EXTRACTED DATA:
━━━━

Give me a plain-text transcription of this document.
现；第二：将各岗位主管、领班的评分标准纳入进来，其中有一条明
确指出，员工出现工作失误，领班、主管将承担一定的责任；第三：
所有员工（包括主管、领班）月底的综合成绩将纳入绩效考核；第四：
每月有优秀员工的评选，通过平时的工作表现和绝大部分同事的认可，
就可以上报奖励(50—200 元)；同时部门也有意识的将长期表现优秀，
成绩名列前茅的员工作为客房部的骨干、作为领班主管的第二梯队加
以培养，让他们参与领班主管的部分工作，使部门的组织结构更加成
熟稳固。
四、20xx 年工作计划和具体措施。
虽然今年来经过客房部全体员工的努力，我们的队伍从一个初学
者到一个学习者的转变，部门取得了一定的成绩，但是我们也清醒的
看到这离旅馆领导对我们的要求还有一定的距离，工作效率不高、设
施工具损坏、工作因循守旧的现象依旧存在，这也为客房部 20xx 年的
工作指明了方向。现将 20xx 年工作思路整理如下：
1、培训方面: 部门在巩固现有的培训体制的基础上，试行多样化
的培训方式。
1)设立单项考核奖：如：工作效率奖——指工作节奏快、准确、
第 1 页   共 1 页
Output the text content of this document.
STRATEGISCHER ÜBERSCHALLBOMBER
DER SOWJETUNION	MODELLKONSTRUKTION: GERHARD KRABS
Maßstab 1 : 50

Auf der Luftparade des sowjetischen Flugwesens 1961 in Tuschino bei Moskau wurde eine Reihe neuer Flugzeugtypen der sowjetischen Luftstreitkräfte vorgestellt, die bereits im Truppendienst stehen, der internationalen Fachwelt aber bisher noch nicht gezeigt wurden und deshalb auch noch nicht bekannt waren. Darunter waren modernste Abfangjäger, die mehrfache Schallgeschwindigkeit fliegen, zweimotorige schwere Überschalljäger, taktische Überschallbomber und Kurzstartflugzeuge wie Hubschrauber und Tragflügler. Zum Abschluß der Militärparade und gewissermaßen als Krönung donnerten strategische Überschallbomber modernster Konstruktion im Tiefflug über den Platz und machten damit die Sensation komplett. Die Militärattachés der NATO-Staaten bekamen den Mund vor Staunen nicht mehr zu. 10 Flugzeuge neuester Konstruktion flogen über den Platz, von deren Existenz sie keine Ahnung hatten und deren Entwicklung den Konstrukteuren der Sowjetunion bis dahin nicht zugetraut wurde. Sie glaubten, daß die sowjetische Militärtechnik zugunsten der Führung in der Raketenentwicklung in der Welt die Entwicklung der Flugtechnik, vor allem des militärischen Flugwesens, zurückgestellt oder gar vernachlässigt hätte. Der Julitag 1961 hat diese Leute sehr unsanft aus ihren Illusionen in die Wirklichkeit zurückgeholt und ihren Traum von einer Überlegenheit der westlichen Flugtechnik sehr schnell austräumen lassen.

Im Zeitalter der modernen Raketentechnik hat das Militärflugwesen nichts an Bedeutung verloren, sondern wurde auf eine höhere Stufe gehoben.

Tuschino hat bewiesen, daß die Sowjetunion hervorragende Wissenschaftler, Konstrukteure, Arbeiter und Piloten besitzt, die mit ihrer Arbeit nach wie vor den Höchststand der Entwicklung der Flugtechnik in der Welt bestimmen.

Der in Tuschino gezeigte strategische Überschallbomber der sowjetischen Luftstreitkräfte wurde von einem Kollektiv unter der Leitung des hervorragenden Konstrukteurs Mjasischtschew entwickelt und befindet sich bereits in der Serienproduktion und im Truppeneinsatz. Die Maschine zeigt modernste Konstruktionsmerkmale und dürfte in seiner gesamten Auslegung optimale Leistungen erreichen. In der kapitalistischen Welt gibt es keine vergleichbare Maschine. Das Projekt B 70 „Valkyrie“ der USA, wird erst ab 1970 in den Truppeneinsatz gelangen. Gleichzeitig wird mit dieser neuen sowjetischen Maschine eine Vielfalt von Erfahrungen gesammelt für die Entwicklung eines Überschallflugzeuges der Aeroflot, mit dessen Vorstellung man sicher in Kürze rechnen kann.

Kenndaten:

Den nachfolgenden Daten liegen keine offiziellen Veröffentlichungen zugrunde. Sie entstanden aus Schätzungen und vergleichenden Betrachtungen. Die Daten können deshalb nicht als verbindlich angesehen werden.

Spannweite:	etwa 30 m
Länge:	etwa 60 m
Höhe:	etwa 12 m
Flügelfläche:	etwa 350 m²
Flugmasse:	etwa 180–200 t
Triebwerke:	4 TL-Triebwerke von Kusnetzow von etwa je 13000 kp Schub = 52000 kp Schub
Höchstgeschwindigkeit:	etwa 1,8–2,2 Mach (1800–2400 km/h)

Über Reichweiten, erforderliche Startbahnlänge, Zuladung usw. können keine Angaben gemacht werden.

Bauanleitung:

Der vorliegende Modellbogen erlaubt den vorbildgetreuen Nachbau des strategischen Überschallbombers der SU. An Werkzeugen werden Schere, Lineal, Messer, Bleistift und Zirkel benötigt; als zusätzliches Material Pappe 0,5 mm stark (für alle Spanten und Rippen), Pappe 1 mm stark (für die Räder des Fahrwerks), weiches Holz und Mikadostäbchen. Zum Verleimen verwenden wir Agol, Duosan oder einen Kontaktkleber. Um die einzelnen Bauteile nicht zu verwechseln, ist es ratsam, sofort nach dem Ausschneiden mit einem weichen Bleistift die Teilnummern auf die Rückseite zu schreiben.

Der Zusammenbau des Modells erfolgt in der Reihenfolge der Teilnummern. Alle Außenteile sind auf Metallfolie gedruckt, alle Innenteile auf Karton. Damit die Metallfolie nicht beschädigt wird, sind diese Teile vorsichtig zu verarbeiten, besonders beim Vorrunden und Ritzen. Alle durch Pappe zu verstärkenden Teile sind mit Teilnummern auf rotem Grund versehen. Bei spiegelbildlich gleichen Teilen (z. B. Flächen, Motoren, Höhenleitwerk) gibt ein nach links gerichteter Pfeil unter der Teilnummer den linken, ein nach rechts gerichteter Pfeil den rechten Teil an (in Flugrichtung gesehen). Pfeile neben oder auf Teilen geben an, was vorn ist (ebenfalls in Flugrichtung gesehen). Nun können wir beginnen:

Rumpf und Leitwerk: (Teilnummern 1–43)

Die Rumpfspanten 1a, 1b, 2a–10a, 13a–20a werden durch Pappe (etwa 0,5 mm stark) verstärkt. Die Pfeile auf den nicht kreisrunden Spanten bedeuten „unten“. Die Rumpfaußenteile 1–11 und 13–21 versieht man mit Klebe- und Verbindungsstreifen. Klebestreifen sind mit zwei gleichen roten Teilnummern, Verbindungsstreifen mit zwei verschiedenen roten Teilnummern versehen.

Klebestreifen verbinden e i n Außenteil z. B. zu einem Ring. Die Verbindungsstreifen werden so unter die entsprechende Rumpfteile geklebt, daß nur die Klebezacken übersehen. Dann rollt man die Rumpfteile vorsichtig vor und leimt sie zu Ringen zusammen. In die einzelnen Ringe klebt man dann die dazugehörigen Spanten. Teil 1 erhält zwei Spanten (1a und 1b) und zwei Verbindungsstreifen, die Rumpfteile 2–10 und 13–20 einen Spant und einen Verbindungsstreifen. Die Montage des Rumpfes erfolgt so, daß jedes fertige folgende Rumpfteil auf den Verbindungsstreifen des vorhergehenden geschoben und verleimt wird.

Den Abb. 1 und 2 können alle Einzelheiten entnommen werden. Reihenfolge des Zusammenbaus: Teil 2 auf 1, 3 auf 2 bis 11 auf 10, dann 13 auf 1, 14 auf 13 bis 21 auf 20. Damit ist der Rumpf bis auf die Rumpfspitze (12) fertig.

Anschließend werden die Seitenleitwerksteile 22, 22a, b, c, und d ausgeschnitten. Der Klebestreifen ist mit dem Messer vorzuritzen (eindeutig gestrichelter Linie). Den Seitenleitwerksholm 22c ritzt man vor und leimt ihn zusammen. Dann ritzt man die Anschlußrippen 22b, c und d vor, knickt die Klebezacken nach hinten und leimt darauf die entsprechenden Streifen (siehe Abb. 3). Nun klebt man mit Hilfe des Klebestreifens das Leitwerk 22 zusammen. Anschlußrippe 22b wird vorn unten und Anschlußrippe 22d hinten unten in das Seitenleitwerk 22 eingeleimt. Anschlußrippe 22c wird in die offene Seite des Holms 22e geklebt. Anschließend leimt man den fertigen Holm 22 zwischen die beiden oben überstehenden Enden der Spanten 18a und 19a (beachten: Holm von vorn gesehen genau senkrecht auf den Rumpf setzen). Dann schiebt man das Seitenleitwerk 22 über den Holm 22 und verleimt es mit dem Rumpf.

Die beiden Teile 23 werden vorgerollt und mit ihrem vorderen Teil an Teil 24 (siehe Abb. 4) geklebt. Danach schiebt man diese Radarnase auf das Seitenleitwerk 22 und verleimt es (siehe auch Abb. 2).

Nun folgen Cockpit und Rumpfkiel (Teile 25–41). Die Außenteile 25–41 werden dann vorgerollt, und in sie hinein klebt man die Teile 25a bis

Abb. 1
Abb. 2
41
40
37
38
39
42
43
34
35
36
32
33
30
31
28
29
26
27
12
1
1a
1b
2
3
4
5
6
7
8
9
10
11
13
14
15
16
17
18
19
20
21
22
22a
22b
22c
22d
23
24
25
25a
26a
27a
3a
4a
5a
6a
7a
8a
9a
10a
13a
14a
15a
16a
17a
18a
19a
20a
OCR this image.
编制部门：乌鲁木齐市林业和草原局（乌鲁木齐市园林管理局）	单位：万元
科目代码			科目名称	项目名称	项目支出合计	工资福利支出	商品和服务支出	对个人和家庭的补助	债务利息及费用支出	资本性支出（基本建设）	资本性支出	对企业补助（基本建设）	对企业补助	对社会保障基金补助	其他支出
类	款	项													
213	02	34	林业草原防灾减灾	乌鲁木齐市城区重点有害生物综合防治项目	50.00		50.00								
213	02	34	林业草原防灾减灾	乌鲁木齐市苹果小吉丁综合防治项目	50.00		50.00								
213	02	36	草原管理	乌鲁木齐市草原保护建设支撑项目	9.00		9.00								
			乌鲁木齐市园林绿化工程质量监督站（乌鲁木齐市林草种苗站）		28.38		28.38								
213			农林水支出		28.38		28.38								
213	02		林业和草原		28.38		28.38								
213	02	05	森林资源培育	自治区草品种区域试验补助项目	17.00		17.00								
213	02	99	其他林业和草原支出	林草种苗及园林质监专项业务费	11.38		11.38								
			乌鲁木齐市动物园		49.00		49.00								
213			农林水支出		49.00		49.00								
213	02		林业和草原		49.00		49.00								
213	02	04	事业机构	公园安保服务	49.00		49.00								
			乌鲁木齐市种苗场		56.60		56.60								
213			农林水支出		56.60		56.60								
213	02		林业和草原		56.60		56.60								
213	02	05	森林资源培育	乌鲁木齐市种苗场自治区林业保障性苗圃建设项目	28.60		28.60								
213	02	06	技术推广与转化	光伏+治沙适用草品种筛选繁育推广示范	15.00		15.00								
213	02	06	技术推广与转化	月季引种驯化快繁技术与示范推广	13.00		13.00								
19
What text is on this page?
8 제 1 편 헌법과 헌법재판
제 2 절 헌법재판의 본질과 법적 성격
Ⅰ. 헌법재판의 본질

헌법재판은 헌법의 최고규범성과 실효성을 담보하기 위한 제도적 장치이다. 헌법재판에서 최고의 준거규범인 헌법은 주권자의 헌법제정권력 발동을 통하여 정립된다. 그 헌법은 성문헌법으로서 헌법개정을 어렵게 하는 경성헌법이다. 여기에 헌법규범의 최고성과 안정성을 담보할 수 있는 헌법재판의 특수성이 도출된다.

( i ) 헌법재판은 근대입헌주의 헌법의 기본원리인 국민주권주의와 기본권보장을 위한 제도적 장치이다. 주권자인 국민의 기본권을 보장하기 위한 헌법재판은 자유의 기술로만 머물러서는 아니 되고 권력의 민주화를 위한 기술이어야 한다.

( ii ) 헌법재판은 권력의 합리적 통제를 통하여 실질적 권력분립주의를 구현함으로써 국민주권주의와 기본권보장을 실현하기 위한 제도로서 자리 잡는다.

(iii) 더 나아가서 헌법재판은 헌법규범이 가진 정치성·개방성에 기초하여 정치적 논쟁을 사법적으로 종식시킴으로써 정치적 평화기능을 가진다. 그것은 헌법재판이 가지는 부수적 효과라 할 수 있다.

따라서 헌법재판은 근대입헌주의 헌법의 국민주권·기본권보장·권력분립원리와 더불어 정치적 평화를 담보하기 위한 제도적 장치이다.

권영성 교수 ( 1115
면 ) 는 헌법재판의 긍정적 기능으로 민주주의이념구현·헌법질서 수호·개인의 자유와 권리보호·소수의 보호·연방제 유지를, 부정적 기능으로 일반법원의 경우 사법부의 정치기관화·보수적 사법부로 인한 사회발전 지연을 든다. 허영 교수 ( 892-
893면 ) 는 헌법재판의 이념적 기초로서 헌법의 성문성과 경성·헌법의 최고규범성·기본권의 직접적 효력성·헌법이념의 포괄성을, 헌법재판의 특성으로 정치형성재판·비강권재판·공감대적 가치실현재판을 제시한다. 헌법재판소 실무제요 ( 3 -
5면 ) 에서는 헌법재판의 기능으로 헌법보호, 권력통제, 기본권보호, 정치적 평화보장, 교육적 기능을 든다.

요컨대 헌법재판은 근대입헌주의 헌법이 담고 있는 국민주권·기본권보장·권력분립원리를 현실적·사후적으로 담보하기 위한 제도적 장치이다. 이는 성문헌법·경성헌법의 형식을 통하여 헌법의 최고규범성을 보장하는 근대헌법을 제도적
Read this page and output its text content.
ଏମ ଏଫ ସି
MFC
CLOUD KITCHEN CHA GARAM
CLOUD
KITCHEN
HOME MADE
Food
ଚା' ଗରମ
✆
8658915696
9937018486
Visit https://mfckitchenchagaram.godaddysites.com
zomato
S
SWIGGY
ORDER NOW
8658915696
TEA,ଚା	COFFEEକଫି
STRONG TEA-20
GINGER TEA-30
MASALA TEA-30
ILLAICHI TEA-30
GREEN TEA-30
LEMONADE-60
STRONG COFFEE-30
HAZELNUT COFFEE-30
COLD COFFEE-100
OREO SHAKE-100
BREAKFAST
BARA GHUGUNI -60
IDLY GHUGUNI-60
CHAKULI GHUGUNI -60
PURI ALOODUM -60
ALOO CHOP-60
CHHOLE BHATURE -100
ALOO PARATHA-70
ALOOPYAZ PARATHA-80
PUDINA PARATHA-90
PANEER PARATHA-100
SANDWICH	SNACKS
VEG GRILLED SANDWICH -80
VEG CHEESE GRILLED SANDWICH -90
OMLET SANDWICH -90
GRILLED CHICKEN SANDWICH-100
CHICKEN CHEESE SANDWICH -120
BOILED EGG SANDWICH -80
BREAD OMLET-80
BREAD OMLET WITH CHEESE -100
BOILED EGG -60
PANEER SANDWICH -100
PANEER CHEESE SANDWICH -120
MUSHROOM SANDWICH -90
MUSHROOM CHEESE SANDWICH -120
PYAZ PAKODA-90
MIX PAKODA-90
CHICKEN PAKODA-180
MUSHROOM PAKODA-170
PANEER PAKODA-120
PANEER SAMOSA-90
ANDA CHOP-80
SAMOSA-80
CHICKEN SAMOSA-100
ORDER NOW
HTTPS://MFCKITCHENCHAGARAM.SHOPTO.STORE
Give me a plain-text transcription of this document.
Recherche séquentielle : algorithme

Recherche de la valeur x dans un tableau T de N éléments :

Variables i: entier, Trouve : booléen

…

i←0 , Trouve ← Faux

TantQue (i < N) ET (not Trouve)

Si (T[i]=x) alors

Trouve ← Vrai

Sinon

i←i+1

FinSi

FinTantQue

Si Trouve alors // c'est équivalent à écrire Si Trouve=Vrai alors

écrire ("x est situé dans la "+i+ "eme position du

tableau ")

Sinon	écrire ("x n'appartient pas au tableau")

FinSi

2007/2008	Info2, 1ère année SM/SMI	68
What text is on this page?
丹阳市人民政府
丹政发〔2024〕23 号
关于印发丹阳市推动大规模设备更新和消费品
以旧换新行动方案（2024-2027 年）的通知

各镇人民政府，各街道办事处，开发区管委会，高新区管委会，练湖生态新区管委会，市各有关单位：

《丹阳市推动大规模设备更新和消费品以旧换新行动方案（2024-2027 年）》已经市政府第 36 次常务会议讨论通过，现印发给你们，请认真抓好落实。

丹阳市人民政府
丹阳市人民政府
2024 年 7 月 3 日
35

━━━━

GIVEN INSTRUCTION:
Tally every line of the data that holds the word "stark" and write the count alone.

SOLUTION:
2